To be done —
1. In the court opinion, rewrite the passage starting at "United States Court" and ending at "City, for appellee.", changing "Argued" to "Heard".
2. According to the court opinion, on what date did the directors meet and adopt the "Plan"?

229 F2d 867 Dejay Stores v. F Ryan
229 F.2d 867
DEJAY STORES, Inc., Dejay Central Stores, Inc., Dejay Eastern Stores, Inc., Dejay Western Stores, Inc., Dejay West Virginia Stores, Inc., Horman's Inc., Kay-Selly Stores, Inc., Plaintiffs-Appellants,
Raymond F. RYAN, Defendant-Appellee.
United States Court of Appeals Second Circuit.
Argued November 18, 1955.
Decided January 23, 1956.
On Petition for Rehearing February 20, 1956.
Jesse Climenko, Gallop, Climenko & Gould, New York City, for appellants.
Arthur S. Ecker, New York City, for appellee.
Before HAND, FRANK and MEDINA, Circuit Judges.
HAND, Circuit Judge.
The plaintiffs appeal from a judgment, summarily dismissing their complaint to recover income taxes, erroneously assessed for their fiscal year, 1943. They are a group of corporations that we shall call collectively "Dejay." All their interests are the same; their accounts were on an accrual basis, and their fiscal year began on February first and ended on January 31st. After deliberations beginning in June 1943, and after detailed consultation with actuaries and legal counsel their officers and directors had by the first of January 1944 settled all the terms and conditions of a pension trust for the benefit of their employees, and had agreed with the proposed trustee, a bank, upon the terms of a trust instrument that the bank would accept. The directors met on January 17, 1944, and adopted a "Plan," complete in all details; and directed the fiscal officers to "accrue" upon the books as of January 31, 1944, the contributions due for the year 1943, computed in accordance with its provisions. They advised a number of the beneficiary employees that the "Plan" had been adopted, and the contribution for 1943, amounting to $25,498, was duly "accrued" upon the books. However, no formal instrument or deed of trust to the bank was executed until March 27, 1944, when all the plaintiffs did execute and deliver a deed in the form agreed upon and paid to the bank the contribution just mentioned. Those passages in the "Plan" on which we think that the case turns were the following.

Listing —
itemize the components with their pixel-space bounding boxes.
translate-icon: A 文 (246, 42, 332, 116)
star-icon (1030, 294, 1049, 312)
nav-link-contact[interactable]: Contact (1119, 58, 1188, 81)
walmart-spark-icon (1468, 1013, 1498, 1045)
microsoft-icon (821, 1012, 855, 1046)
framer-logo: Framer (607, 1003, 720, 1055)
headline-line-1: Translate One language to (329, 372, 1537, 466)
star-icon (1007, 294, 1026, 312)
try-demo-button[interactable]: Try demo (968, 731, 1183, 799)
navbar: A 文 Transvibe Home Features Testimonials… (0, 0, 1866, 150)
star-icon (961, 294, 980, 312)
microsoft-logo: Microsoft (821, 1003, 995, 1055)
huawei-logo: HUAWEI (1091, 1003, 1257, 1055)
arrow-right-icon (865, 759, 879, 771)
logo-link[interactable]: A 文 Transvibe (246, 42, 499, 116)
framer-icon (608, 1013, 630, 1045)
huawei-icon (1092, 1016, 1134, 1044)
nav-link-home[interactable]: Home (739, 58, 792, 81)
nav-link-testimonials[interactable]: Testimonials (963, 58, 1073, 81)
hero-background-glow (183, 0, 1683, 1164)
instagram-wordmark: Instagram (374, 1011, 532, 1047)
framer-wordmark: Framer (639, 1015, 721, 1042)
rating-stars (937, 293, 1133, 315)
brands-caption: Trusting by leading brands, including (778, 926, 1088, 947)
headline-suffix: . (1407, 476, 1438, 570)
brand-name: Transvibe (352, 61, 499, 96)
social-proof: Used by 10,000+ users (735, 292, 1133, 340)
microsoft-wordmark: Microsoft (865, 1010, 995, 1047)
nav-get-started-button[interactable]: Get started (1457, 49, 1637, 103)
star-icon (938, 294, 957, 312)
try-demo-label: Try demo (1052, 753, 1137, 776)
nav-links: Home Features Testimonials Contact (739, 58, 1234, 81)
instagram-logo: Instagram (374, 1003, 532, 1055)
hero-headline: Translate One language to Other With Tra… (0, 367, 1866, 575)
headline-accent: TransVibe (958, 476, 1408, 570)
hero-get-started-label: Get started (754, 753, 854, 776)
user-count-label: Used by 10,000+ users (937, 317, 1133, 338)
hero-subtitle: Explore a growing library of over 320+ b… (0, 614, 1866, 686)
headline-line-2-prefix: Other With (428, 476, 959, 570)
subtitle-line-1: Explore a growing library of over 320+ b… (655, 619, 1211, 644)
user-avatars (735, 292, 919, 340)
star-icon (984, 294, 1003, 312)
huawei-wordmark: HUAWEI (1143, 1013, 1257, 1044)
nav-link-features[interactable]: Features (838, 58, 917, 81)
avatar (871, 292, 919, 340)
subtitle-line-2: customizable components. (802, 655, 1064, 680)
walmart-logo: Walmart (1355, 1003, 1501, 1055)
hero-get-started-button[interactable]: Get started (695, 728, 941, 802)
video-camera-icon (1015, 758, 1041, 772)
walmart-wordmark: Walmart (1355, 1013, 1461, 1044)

List of solutions —
1.
United States Court of Appeals Second Circuit.
Heard November 18, 1955.
Decided January 23, 1956.
On Petition for Rehearing February 20, 1956.
Jesse Climenko, Gallop, Climenko & Gould, New York City, for appellants.
Arthur S. Ecker, New York City, for appellee.

2. January 17, 1944.